%%

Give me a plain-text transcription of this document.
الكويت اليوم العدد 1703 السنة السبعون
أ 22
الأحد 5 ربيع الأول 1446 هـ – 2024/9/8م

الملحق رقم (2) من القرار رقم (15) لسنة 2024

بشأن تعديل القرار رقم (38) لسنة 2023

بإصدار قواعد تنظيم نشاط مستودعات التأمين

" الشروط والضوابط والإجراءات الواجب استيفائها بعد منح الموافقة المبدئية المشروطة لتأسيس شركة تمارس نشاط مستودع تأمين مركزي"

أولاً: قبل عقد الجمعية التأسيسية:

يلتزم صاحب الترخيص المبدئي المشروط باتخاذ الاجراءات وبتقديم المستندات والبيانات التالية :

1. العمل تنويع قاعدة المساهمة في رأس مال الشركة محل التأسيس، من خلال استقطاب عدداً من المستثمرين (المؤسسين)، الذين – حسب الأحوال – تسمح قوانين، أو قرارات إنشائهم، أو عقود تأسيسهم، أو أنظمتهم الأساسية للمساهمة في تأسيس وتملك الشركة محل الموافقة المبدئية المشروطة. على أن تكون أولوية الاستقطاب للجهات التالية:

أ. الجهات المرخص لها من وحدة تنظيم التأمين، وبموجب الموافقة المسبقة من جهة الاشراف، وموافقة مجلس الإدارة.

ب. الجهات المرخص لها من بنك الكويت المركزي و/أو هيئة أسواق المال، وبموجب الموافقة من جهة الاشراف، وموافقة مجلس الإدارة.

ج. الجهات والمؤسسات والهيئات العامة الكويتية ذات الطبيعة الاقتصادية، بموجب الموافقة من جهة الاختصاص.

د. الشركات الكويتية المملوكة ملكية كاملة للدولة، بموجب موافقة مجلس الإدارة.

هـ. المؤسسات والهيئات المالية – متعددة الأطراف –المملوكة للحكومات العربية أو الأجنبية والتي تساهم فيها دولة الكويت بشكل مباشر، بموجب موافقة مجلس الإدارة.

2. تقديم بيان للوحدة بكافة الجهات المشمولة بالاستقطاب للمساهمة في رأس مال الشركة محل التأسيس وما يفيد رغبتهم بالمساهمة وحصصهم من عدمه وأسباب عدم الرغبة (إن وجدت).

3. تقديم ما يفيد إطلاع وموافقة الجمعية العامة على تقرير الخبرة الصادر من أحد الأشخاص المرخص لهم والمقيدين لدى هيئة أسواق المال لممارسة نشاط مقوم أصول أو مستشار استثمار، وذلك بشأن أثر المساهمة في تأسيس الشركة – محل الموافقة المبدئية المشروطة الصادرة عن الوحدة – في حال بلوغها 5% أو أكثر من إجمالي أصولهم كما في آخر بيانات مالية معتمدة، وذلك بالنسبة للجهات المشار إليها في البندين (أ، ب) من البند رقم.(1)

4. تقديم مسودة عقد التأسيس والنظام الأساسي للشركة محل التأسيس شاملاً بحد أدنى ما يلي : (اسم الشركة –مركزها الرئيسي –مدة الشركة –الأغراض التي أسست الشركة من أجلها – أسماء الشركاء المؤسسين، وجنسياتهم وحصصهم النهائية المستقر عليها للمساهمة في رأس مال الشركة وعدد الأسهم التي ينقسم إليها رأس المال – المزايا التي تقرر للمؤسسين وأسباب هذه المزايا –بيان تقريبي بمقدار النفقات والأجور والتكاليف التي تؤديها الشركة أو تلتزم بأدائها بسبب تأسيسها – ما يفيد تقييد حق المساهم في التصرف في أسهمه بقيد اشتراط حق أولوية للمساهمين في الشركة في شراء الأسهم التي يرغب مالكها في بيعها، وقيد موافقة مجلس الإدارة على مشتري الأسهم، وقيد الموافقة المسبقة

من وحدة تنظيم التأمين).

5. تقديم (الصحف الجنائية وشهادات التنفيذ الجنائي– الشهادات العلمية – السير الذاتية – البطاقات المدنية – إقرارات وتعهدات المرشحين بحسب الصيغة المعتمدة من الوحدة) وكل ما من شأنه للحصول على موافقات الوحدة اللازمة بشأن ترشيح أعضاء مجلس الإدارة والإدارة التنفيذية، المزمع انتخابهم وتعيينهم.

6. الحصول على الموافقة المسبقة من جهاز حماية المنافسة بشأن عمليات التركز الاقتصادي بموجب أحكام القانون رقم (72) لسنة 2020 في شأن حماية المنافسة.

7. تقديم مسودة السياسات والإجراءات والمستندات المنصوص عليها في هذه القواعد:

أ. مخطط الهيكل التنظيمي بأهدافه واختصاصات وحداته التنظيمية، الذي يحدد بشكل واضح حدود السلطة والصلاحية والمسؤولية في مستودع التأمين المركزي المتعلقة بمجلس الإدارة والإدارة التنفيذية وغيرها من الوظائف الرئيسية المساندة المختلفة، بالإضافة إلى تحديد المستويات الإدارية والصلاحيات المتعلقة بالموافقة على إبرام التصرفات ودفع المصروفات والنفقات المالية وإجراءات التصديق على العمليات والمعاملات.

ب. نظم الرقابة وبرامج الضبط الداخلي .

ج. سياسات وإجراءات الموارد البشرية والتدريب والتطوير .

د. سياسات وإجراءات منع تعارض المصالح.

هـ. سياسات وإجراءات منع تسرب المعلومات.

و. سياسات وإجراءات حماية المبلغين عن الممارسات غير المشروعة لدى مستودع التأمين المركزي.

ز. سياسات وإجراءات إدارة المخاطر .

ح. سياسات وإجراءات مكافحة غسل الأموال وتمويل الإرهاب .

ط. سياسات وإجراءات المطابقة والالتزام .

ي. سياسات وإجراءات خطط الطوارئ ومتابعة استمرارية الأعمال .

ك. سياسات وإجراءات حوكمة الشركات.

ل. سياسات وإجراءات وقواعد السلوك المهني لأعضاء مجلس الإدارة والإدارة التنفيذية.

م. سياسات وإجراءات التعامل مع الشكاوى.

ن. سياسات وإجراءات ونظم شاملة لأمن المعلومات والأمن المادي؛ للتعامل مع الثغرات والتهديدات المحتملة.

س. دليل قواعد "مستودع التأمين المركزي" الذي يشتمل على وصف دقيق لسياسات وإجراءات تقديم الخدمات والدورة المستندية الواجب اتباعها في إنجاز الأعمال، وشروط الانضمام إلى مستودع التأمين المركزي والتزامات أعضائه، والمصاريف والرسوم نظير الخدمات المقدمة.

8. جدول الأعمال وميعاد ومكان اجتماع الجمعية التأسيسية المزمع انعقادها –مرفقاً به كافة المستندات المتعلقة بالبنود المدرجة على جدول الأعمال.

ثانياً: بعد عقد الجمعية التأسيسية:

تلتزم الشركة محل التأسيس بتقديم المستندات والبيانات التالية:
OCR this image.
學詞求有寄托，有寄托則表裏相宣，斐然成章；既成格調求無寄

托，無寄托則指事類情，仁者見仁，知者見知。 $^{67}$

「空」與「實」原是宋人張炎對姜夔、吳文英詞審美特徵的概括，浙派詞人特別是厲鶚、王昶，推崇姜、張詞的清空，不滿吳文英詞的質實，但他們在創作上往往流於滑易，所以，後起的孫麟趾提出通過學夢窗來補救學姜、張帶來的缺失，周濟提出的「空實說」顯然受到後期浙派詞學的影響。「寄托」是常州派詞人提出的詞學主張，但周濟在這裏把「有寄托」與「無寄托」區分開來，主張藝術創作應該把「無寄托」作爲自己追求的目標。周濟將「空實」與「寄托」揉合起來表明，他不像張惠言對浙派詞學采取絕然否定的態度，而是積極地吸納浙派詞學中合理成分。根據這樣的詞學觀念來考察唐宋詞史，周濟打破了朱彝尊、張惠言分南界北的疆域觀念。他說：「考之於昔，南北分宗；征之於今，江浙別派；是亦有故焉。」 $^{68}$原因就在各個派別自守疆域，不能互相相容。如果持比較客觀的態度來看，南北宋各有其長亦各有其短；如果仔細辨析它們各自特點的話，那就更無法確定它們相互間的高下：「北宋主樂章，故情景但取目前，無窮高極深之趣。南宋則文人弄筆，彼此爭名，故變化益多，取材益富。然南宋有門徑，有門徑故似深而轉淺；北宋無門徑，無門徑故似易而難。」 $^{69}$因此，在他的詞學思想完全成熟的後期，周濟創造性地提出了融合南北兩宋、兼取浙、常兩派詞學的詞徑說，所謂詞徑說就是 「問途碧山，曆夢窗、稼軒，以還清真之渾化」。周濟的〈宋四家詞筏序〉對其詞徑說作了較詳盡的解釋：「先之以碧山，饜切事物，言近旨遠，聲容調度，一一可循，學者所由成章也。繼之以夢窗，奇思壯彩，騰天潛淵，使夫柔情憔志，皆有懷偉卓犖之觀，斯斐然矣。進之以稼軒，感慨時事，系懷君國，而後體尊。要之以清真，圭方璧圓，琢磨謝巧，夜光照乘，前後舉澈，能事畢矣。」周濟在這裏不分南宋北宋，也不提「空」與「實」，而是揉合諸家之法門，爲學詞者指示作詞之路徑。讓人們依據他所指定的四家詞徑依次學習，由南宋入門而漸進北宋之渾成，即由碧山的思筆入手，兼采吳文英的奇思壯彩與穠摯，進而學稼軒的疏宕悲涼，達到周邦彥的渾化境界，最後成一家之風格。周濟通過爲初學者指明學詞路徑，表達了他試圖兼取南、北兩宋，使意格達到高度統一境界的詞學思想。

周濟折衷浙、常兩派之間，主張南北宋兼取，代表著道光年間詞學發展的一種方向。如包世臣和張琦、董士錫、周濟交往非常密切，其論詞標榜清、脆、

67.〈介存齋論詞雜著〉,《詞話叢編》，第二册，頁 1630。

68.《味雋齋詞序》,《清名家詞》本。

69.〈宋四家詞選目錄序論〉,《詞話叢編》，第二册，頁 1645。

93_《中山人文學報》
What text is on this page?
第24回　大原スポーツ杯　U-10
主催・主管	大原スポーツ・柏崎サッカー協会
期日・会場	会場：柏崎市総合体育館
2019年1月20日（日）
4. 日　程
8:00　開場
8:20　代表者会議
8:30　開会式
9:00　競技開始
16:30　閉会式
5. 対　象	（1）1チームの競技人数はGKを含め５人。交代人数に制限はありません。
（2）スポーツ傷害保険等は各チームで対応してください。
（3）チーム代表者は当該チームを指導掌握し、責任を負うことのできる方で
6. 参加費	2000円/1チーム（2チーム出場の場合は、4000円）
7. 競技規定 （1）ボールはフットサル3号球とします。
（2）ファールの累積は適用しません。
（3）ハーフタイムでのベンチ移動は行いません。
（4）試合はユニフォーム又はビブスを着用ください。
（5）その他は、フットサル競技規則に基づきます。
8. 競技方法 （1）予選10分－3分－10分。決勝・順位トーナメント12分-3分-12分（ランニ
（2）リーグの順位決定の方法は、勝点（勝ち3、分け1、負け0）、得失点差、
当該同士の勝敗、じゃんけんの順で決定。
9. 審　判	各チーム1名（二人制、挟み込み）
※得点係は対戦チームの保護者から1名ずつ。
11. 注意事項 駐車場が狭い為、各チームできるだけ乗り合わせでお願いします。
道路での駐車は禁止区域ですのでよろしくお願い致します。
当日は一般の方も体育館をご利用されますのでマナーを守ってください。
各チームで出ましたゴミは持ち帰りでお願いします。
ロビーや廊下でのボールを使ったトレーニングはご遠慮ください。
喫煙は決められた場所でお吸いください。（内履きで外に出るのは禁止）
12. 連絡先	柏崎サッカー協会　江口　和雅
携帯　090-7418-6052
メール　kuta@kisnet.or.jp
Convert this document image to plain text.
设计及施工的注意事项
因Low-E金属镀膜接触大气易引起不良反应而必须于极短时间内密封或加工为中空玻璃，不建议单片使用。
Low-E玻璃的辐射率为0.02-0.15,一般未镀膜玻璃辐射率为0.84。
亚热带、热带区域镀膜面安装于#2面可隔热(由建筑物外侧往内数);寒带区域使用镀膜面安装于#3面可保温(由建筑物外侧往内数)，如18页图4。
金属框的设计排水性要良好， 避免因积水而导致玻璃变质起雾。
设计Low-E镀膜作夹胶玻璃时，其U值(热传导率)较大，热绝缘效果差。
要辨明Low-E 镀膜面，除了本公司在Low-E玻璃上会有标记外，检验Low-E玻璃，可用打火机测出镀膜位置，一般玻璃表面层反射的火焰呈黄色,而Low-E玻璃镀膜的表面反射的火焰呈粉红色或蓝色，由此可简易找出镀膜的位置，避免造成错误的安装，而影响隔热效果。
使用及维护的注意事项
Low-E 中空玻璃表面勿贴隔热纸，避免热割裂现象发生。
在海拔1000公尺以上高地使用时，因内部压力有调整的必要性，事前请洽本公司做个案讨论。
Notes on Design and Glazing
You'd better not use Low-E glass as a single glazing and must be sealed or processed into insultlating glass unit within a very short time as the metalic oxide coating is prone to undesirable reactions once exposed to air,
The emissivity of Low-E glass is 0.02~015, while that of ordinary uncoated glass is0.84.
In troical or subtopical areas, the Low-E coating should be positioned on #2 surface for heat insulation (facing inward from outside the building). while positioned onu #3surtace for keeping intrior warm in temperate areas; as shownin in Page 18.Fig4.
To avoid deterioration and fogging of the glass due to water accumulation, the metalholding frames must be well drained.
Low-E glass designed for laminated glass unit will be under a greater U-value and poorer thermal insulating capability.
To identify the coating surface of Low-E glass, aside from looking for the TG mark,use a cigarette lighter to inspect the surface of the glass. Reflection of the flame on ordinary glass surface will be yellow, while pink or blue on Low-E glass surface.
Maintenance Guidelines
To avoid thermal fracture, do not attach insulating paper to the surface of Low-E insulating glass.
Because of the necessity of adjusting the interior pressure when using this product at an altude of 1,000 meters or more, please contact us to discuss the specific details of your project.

%%

SET TASK.
Locate the word "must" in the records above, and return each line that has it.

THE REPLY.
You'd better not use Low-E glass as a single glazing and must be sealed or processed into insultlating glass unit within a very short time as the metalic oxide coating is prone to undesirable reactions once exposed to air,
To avoid deterioration and fogging of the glass due to water accumulation, the metalholding frames must be well drained.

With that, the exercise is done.